- [What needs to be done]: Print each line exactly as it is given.

- [Stored data]:
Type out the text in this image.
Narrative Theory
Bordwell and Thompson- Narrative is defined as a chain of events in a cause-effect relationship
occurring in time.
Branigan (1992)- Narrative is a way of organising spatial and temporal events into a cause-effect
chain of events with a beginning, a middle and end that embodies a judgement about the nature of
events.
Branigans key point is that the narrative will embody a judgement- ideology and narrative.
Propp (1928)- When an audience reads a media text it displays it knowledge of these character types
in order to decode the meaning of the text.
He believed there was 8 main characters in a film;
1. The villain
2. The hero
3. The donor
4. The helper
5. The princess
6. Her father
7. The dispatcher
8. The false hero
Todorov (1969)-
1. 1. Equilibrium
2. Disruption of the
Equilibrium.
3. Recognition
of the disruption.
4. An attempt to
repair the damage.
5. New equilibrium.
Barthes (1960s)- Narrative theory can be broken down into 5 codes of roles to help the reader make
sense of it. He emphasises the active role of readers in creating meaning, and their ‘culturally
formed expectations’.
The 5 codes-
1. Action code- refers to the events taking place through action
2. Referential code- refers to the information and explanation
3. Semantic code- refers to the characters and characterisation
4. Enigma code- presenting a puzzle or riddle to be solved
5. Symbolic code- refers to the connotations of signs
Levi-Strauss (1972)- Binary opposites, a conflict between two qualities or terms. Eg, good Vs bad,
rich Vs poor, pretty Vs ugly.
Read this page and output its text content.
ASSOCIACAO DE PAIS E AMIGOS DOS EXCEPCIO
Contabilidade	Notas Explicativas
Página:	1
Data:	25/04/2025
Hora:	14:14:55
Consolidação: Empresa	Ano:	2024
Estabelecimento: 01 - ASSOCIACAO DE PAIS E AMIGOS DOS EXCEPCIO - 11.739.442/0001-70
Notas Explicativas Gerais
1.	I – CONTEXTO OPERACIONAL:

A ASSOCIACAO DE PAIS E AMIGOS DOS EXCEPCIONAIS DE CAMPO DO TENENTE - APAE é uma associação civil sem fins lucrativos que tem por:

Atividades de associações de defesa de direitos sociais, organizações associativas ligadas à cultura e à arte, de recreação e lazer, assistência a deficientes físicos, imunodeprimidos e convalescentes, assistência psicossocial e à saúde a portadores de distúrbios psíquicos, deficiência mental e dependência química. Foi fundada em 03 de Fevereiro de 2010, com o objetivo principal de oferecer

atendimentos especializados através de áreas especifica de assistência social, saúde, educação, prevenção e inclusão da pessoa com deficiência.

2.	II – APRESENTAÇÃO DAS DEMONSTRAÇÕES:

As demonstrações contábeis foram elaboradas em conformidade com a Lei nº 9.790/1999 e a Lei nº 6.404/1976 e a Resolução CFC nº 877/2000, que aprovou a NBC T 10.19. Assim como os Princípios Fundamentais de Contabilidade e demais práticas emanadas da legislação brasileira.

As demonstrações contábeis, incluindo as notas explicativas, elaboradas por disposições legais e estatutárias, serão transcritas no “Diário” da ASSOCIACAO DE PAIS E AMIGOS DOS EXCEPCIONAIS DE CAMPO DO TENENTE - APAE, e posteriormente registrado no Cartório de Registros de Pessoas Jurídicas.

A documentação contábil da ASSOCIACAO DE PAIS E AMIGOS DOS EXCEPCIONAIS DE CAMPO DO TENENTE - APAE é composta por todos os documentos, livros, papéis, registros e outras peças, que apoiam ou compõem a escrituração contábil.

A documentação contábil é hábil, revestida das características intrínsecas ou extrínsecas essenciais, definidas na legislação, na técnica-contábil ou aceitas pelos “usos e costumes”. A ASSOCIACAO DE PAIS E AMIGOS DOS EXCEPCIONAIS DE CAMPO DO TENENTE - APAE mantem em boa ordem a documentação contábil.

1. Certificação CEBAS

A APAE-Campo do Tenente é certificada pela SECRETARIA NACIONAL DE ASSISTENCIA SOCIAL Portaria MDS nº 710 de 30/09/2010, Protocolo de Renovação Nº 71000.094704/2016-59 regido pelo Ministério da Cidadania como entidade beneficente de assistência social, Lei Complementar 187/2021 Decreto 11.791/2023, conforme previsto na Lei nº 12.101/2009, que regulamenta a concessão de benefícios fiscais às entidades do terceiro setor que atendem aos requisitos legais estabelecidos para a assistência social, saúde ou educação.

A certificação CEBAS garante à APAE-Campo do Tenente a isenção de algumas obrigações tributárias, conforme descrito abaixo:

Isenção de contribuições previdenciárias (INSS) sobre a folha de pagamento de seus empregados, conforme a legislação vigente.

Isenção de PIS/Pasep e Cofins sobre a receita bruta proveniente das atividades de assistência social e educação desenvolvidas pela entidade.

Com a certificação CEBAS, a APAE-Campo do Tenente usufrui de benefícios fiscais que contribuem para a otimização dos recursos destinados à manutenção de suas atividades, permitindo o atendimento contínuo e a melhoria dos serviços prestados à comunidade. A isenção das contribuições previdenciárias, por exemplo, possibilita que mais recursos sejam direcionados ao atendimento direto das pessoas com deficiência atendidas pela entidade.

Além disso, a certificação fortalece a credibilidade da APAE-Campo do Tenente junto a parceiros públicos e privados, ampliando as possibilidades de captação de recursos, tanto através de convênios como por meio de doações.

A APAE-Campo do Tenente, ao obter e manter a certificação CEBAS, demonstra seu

- [Final result]:
Type out the text in this image.
Narrative Theory
Bordwell and Thompson- Narrative is defined as a chain of events in a cause-effect relationship
occurring in time.
Branigan (1992)- Narrative is a way of organising spatial and temporal events into a cause-effect
chain of events with a beginning, a middle and end that embodies a judgement about the nature of
events.
Branigans key point is that the narrative will embody a judgement- ideology and narrative.
Propp (1928)- When an audience reads a media text it displays it knowledge of these character types
in order to decode the meaning of the text.
He believed there was 8 main characters in a film;
1. The villain
2. The hero
3. The donor
4. The helper
5. The princess
6. Her father
7. The dispatcher
8. The false hero
Todorov (1969)-
1. 1. Equilibrium
2. Disruption of the
Equilibrium.
3. Recognition
of the disruption.
4. An attempt to
repair the damage.
5. New equilibrium.
Barthes (1960s)- Narrative theory can be broken down into 5 codes of roles to help the reader make
sense of it. He emphasises the active role of readers in creating meaning, and their ‘culturally
formed expectations’.
The 5 codes-
1. Action code- refers to the events taking place through action
2. Referential code- refers to the information and explanation
3. Semantic code- refers to the characters and characterisation
4. Enigma code- presenting a puzzle or riddle to be solved
5. Symbolic code- refers to the connotations of signs
Levi-Strauss (1972)- Binary opposites, a conflict between two qualities or terms. Eg, good Vs bad,
rich Vs poor, pretty Vs ugly.
Read this page and output its text content.
ASSOCIACAO DE PAIS E AMIGOS DOS EXCEPCIO
Contabilidade	Notas Explicativas
Página:	1
Data:	25/04/2025
Hora:	14:14:55
Consolidação: Empresa	Ano:	2024
Estabelecimento: 01 - ASSOCIACAO DE PAIS E AMIGOS DOS EXCEPCIO - 11.739.442/0001-70
Notas Explicativas Gerais
1.	I – CONTEXTO OPERACIONAL:

A ASSOCIACAO DE PAIS E AMIGOS DOS EXCEPCIONAIS DE CAMPO DO TENENTE - APAE é uma associação civil sem fins lucrativos que tem por:

Atividades de associações de defesa de direitos sociais, organizações associativas ligadas à cultura e à arte, de recreação e lazer, assistência a deficientes físicos, imunodeprimidos e convalescentes, assistência psicossocial e à saúde a portadores de distúrbios psíquicos, deficiência mental e dependência química. Foi fundada em 03 de Fevereiro de 2010, com o objetivo principal de oferecer

atendimentos especializados através de áreas especifica de assistência social, saúde, educação, prevenção e inclusão da pessoa com deficiência.

2.	II – APRESENTAÇÃO DAS DEMONSTRAÇÕES:

As demonstrações contábeis foram elaboradas em conformidade com a Lei nº 9.790/1999 e a Lei nº 6.404/1976 e a Resolução CFC nº 877/2000, que aprovou a NBC T 10.19. Assim como os Princípios Fundamentais de Contabilidade e demais práticas emanadas da legislação brasileira.

As demonstrações contábeis, incluindo as notas explicativas, elaboradas por disposições legais e estatutárias, serão transcritas no “Diário” da ASSOCIACAO DE PAIS E AMIGOS DOS EXCEPCIONAIS DE CAMPO DO TENENTE - APAE, e posteriormente registrado no Cartório de Registros de Pessoas Jurídicas.

A documentação contábil da ASSOCIACAO DE PAIS E AMIGOS DOS EXCEPCIONAIS DE CAMPO DO TENENTE - APAE é composta por todos os documentos, livros, papéis, registros e outras peças, que apoiam ou compõem a escrituração contábil.

A documentação contábil é hábil, revestida das características intrínsecas ou extrínsecas essenciais, definidas na legislação, na técnica-contábil ou aceitas pelos “usos e costumes”. A ASSOCIACAO DE PAIS E AMIGOS DOS EXCEPCIONAIS DE CAMPO DO TENENTE - APAE mantem em boa ordem a documentação contábil.

1. Certificação CEBAS

A APAE-Campo do Tenente é certificada pela SECRETARIA NACIONAL DE ASSISTENCIA SOCIAL Portaria MDS nº 710 de 30/09/2010, Protocolo de Renovação Nº 71000.094704/2016-59 regido pelo Ministério da Cidadania como entidade beneficente de assistência social, Lei Complementar 187/2021 Decreto 11.791/2023, conforme previsto na Lei nº 12.101/2009, que regulamenta a concessão de benefícios fiscais às entidades do terceiro setor que atendem aos requisitos legais estabelecidos para a assistência social, saúde ou educação.

A certificação CEBAS garante à APAE-Campo do Tenente a isenção de algumas obrigações tributárias, conforme descrito abaixo:

Isenção de contribuições previdenciárias (INSS) sobre a folha de pagamento de seus empregados, conforme a legislação vigente.

Isenção de PIS/Pasep e Cofins sobre a receita bruta proveniente das atividades de assistência social e educação desenvolvidas pela entidade.

Com a certificação CEBAS, a APAE-Campo do Tenente usufrui de benefícios fiscais que contribuem para a otimização dos recursos destinados à manutenção de suas atividades, permitindo o atendimento contínuo e a melhoria dos serviços prestados à comunidade. A isenção das contribuições previdenciárias, por exemplo, possibilita que mais recursos sejam direcionados ao atendimento direto das pessoas com deficiência atendidas pela entidade.

Além disso, a certificação fortalece a credibilidade da APAE-Campo do Tenente junto a parceiros públicos e privados, ampliando as possibilidades de captação de recursos, tanto através de convênios como por meio de doações.

A APAE-Campo do Tenente, ao obter e manter a certificação CEBAS, demonstra seu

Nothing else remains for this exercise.